* To be done *
Print out every line, exactly as written.

* Source data *
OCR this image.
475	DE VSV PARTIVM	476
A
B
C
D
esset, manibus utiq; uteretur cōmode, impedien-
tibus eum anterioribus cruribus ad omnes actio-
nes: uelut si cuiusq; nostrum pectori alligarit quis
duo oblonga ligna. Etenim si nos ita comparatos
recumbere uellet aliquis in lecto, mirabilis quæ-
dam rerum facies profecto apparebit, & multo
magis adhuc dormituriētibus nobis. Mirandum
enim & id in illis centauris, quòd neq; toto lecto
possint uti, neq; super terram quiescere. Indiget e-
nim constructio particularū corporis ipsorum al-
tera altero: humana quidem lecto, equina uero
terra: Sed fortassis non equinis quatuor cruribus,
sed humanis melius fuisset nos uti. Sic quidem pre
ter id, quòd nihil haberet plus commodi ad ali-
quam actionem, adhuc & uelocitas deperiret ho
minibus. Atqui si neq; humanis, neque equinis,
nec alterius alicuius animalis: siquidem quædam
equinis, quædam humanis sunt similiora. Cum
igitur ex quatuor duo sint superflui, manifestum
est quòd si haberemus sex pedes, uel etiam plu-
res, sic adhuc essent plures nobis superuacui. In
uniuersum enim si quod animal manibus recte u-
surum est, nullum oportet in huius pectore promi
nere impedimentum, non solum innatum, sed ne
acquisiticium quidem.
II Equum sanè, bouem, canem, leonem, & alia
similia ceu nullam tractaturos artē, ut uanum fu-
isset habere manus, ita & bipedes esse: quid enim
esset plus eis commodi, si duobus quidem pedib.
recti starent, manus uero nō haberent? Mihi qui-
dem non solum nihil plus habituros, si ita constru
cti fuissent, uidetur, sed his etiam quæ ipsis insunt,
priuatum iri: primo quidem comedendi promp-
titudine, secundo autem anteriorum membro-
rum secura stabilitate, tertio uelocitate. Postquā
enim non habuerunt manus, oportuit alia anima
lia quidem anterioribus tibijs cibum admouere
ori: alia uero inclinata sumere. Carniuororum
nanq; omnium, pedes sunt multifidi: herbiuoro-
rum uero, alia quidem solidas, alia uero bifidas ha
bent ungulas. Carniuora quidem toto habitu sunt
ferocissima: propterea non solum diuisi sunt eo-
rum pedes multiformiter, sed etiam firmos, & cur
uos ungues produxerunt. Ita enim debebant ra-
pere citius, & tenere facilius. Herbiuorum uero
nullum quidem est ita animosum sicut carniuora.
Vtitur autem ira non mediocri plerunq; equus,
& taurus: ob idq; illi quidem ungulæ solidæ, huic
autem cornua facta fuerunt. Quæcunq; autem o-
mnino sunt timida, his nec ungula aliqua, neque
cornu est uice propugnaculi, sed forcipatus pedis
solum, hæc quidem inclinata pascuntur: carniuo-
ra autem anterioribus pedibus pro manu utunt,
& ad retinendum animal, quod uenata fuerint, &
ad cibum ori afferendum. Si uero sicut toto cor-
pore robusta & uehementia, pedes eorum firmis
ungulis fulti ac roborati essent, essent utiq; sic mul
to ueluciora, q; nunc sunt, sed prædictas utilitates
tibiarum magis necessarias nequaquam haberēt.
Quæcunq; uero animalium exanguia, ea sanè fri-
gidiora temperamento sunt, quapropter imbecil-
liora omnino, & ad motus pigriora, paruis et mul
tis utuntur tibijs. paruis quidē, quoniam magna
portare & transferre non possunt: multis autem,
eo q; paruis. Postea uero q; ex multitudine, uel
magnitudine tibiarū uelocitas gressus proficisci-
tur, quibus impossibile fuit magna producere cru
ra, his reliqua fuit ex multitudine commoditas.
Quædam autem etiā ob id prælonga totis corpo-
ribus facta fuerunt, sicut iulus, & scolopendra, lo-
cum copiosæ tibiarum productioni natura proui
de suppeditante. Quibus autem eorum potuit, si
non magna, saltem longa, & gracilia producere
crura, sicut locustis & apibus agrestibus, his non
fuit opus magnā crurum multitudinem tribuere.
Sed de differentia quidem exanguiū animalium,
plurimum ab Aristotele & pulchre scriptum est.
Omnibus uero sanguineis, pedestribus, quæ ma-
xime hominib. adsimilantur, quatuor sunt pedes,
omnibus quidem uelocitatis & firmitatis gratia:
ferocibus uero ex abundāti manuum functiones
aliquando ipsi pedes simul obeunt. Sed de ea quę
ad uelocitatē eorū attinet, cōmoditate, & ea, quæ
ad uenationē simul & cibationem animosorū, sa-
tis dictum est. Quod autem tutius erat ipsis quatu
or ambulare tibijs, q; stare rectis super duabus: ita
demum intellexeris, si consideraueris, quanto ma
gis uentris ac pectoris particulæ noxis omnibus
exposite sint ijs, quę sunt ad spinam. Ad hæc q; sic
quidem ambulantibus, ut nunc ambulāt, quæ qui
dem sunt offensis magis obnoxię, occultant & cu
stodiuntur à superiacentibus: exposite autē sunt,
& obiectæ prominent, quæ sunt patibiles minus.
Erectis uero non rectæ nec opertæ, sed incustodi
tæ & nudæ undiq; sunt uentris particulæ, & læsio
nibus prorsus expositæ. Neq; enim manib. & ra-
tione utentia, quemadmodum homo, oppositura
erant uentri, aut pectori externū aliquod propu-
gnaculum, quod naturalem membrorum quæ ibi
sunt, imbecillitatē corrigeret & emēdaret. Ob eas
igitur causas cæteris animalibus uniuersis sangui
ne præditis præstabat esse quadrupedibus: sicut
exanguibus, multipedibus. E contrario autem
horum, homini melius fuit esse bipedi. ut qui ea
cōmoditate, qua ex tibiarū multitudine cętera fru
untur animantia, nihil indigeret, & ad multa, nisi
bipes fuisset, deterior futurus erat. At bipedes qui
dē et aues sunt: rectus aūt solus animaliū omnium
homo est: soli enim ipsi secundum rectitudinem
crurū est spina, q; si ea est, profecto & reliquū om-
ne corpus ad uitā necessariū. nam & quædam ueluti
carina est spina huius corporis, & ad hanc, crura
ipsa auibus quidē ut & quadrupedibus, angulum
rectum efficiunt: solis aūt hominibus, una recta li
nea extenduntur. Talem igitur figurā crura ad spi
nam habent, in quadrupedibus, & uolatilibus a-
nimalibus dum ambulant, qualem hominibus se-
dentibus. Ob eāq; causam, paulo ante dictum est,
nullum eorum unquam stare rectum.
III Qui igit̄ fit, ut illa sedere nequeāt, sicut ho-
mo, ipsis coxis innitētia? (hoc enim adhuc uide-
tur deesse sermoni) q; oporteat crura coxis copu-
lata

* Solution *
OCR this image.
475	DE VSV PARTIVM	476
A
B
C
D
esset, manibus utiq; uteretur cōmode, impedien-
tibus eum anterioribus cruribus ad omnes actio-
nes: uelut si cuiusq; nostrum pectori alligarit quis
duo oblonga ligna. Etenim si nos ita comparatos
recumbere uellet aliquis in lecto, mirabilis quæ-
dam rerum facies profecto apparebit, & multo
magis adhuc dormituriētibus nobis. Mirandum
enim & id in illis centauris, quòd neq; toto lecto
possint uti, neq; super terram quiescere. Indiget e-
nim constructio particularū corporis ipsorum al-
tera altero: humana quidem lecto, equina uero
terra: Sed fortassis non equinis quatuor cruribus,
sed humanis melius fuisset nos uti. Sic quidem pre
ter id, quòd nihil haberet plus commodi ad ali-
quam actionem, adhuc & uelocitas deperiret ho
minibus. Atqui si neq; humanis, neque equinis,
nec alterius alicuius animalis: siquidem quædam
equinis, quædam humanis sunt similiora. Cum
igitur ex quatuor duo sint superflui, manifestum
est quòd si haberemus sex pedes, uel etiam plu-
res, sic adhuc essent plures nobis superuacui. In
uniuersum enim si quod animal manibus recte u-
surum est, nullum oportet in huius pectore promi
nere impedimentum, non solum innatum, sed ne
acquisiticium quidem.
II Equum sanè, bouem, canem, leonem, & alia
similia ceu nullam tractaturos artē, ut uanum fu-
isset habere manus, ita & bipedes esse: quid enim
esset plus eis commodi, si duobus quidem pedib.
recti starent, manus uero nō haberent? Mihi qui-
dem non solum nihil plus habituros, si ita constru
cti fuissent, uidetur, sed his etiam quæ ipsis insunt,
priuatum iri: primo quidem comedendi promp-
titudine, secundo autem anteriorum membro-
rum secura stabilitate, tertio uelocitate. Postquā
enim non habuerunt manus, oportuit alia anima
lia quidem anterioribus tibijs cibum admouere
ori: alia uero inclinata sumere. Carniuororum
nanq; omnium, pedes sunt multifidi: herbiuoro-
rum uero, alia quidem solidas, alia uero bifidas ha
bent ungulas. Carniuora quidem toto habitu sunt
ferocissima: propterea non solum diuisi sunt eo-
rum pedes multiformiter, sed etiam firmos, & cur
uos ungues produxerunt. Ita enim debebant ra-
pere citius, & tenere facilius. Herbiuorum uero
nullum quidem est ita animosum sicut carniuora.
Vtitur autem ira non mediocri plerunq; equus,
& taurus: ob idq; illi quidem ungulæ solidæ, huic
autem cornua facta fuerunt. Quæcunq; autem o-
mnino sunt timida, his nec ungula aliqua, neque
cornu est uice propugnaculi, sed forcipatus pedis
solum, hæc quidem inclinata pascuntur: carniuo-
ra autem anterioribus pedibus pro manu utunt,
& ad retinendum animal, quod uenata fuerint, &
ad cibum ori afferendum. Si uero sicut toto cor-
pore robusta & uehementia, pedes eorum firmis
ungulis fulti ac roborati essent, essent utiq; sic mul
to ueluciora, q; nunc sunt, sed prædictas utilitates
tibiarum magis necessarias nequaquam haberēt.
Quæcunq; uero animalium exanguia, ea sanè fri-
gidiora temperamento sunt, quapropter imbecil-
liora omnino, & ad motus pigriora, paruis et mul
tis utuntur tibijs. paruis quidē, quoniam magna
portare & transferre non possunt: multis autem,
eo q; paruis. Postea uero q; ex multitudine, uel
magnitudine tibiarū uelocitas gressus proficisci-
tur, quibus impossibile fuit magna producere cru
ra, his reliqua fuit ex multitudine commoditas.
Quædam autem etiā ob id prælonga totis corpo-
ribus facta fuerunt, sicut iulus, & scolopendra, lo-
cum copiosæ tibiarum productioni natura proui
de suppeditante. Quibus autem eorum potuit, si
non magna, saltem longa, & gracilia producere
crura, sicut locustis & apibus agrestibus, his non
fuit opus magnā crurum multitudinem tribuere.
Sed de differentia quidem exanguiū animalium,
plurimum ab Aristotele & pulchre scriptum est.
Omnibus uero sanguineis, pedestribus, quæ ma-
xime hominib. adsimilantur, quatuor sunt pedes,
omnibus quidem uelocitatis & firmitatis gratia:
ferocibus uero ex abundāti manuum functiones
aliquando ipsi pedes simul obeunt. Sed de ea quę
ad uelocitatē eorū attinet, cōmoditate, & ea, quæ
ad uenationē simul & cibationem animosorū, sa-
tis dictum est. Quod autem tutius erat ipsis quatu
or ambulare tibijs, q; stare rectis super duabus: ita
demum intellexeris, si consideraueris, quanto ma
gis uentris ac pectoris particulæ noxis omnibus
exposite sint ijs, quę sunt ad spinam. Ad hæc q; sic
quidem ambulantibus, ut nunc ambulāt, quæ qui
dem sunt offensis magis obnoxię, occultant & cu
stodiuntur à superiacentibus: exposite autē sunt,
& obiectæ prominent, quæ sunt patibiles minus.
Erectis uero non rectæ nec opertæ, sed incustodi
tæ & nudæ undiq; sunt uentris particulæ, & læsio
nibus prorsus expositæ. Neq; enim manib. & ra-
tione utentia, quemadmodum homo, oppositura
erant uentri, aut pectori externū aliquod propu-
gnaculum, quod naturalem membrorum quæ ibi
sunt, imbecillitatē corrigeret & emēdaret. Ob eas
igitur causas cæteris animalibus uniuersis sangui
ne præditis præstabat esse quadrupedibus: sicut
exanguibus, multipedibus. E contrario autem
horum, homini melius fuit esse bipedi. ut qui ea
cōmoditate, qua ex tibiarū multitudine cętera fru
untur animantia, nihil indigeret, & ad multa, nisi
bipes fuisset, deterior futurus erat. At bipedes qui
dē et aues sunt: rectus aūt solus animaliū omnium
homo est: soli enim ipsi secundum rectitudinem
crurū est spina, q; si ea est, profecto & reliquū om-
ne corpus ad uitā necessariū. nam & quædam ueluti
carina est spina huius corporis, & ad hanc, crura
ipsa auibus quidē ut & quadrupedibus, angulum
rectum efficiunt: solis aūt hominibus, una recta li
nea extenduntur. Talem igitur figurā crura ad spi
nam habent, in quadrupedibus, & uolatilibus a-
nimalibus dum ambulant, qualem hominibus se-
dentibus. Ob eāq; causam, paulo ante dictum est,
nullum eorum unquam stare rectum.
III Qui igit̄ fit, ut illa sedere nequeāt, sicut ho-
mo, ipsis coxis innitētia? (hoc enim adhuc uide-
tur deesse sermoni) q; oporteat crura coxis copu-
lata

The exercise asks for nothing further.